### What is being asked
Omit all pictures and give the records below again exactly as written.

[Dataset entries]
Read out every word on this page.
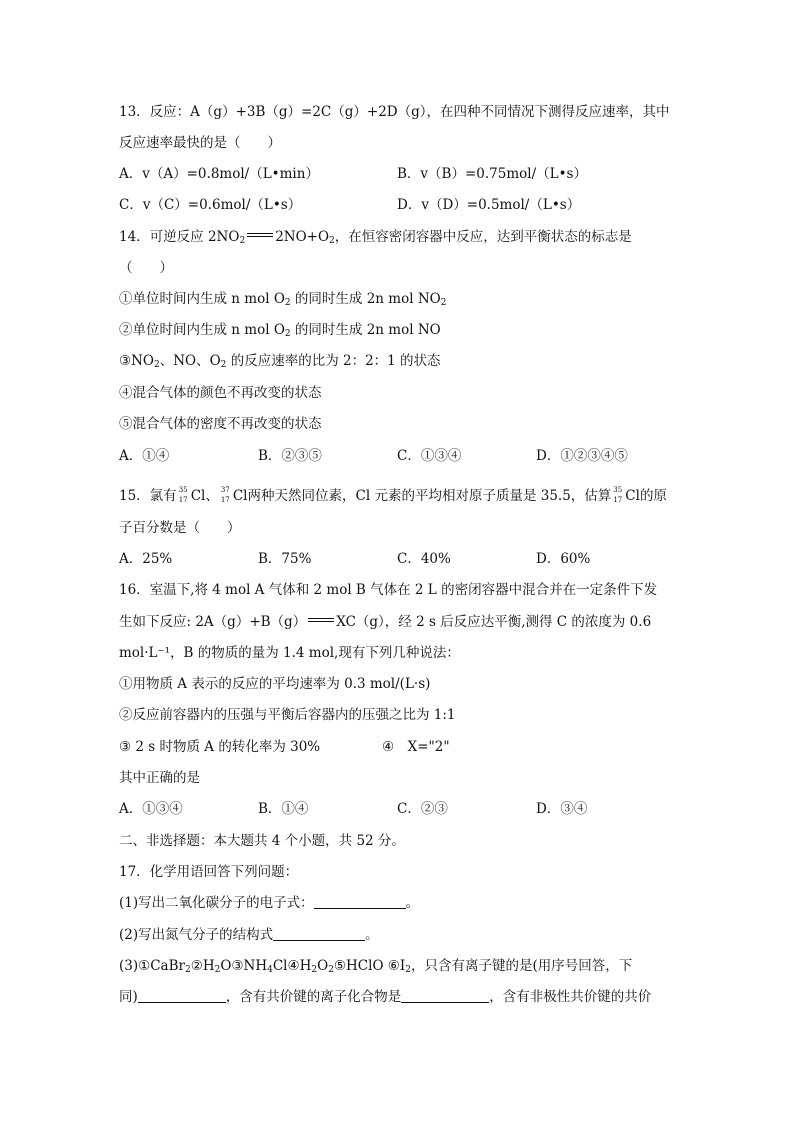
13．反应：A（g）+3B（g）=2C（g）+2D（g），在四种不同情况下测得反应速率，其中
反应速率最快的是（　　）
A．v（A）=0.8mol/（L•min）	B．v（B）=0.75mol/（L•s）
C．v（C）=0.6mol/（L•s）	D．v（D）=0.5mol/（L•s）
14．可逆反应 $2NO_2$ $2NO+O_2$，在恒容密闭容器中反应，达到平衡状态的标志是
（　　）
①单位时间内生成 n mol $O_2$ 的同时生成 2n mol $NO_2$
②单位时间内生成 n mol $O_2$ 的同时生成 2n mol NO
$③NO_2$、NO、$O_2$ 的反应速率的比为 2：2：1 的状态
④混合气体的颜色不再改变的状态
⑤混合气体的密度不再改变的状态
A．①④	B．②③⑤	C．①③④	D．①②③④⑤
15．氯有 35
17 Cl、 37
17 Cl两种天然同位素，Cl 元素的平均相对原子质量是 35.5，估算 35
17 Cl的原
子百分数是（　　）
A．25%	B．75%	C．40%	D．60%
16．室温下,将 4 mol A 气体和 2 mol B 气体在 2 L 的密闭容器中混合并在一定条件下发
生如下反应: 2A（g）+B（g） XC（g），经 2 s 后反应达平衡,测得 C 的浓度为 0.6
mol·L⁻¹，B 的物质的量为 1.4 mol,现有下列几种说法：
①用物质 A 表示的反应的平均速率为 0.3 mol/(L·s)
②反应前容器内的压强与平衡后容器内的压强之比为 1:1
③ 2 s 时物质 A 的转化率为 30%	④　X="2"
其中正确的是
A．①③④	B．①④	C．②③	D．③④
二、非选择题：本大题共 4 个小题，共 52 分。
17．化学用语回答下列问题：
(1)写出二氧化碳分子的电子式：	。
(2)写出氮气分子的结构式	。
$(3)①CaBr_2②H_2O③NH_4Cl④H_2O_2⑤HClO$ $⑥I_2$，只含有离子键的是(用序号回答，下
同)	，含有共价键的离子化合物是	，含有非极性共价键的共价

### Full response
Read out every word on this page.
13．反应：A（g）+3B（g）=2C（g）+2D（g），在四种不同情况下测得反应速率，其中
反应速率最快的是（　　）
A．v（A）=0.8mol/（L•min）	B．v（B）=0.75mol/（L•s）
C．v（C）=0.6mol/（L•s）	D．v（D）=0.5mol/（L•s）
14．可逆反应 $2NO_2$ $2NO+O_2$，在恒容密闭容器中反应，达到平衡状态的标志是
（　　）
①单位时间内生成 n mol $O_2$ 的同时生成 2n mol $NO_2$
②单位时间内生成 n mol $O_2$ 的同时生成 2n mol NO
$③NO_2$、NO、$O_2$ 的反应速率的比为 2：2：1 的状态
④混合气体的颜色不再改变的状态
⑤混合气体的密度不再改变的状态
A．①④	B．②③⑤	C．①③④	D．①②③④⑤
15．氯有 35
17 Cl、 37
17 Cl两种天然同位素，Cl 元素的平均相对原子质量是 35.5，估算 35
17 Cl的原
子百分数是（　　）
A．25%	B．75%	C．40%	D．60%
16．室温下,将 4 mol A 气体和 2 mol B 气体在 2 L 的密闭容器中混合并在一定条件下发
生如下反应: 2A（g）+B（g） XC（g），经 2 s 后反应达平衡,测得 C 的浓度为 0.6
mol·L⁻¹，B 的物质的量为 1.4 mol,现有下列几种说法：
①用物质 A 表示的反应的平均速率为 0.3 mol/(L·s)
②反应前容器内的压强与平衡后容器内的压强之比为 1:1
③ 2 s 时物质 A 的转化率为 30%	④　X="2"
其中正确的是
A．①③④	B．①④	C．②③	D．③④
二、非选择题：本大题共 4 个小题，共 52 分。
17．化学用语回答下列问题：
(1)写出二氧化碳分子的电子式：	。
(2)写出氮气分子的结构式	。
$(3)①CaBr_2②H_2O③NH_4Cl④H_2O_2⑤HClO$ $⑥I_2$，只含有离子键的是(用序号回答，下
同)	，含有共价键的离子化合物是	，含有非极性共价键的共价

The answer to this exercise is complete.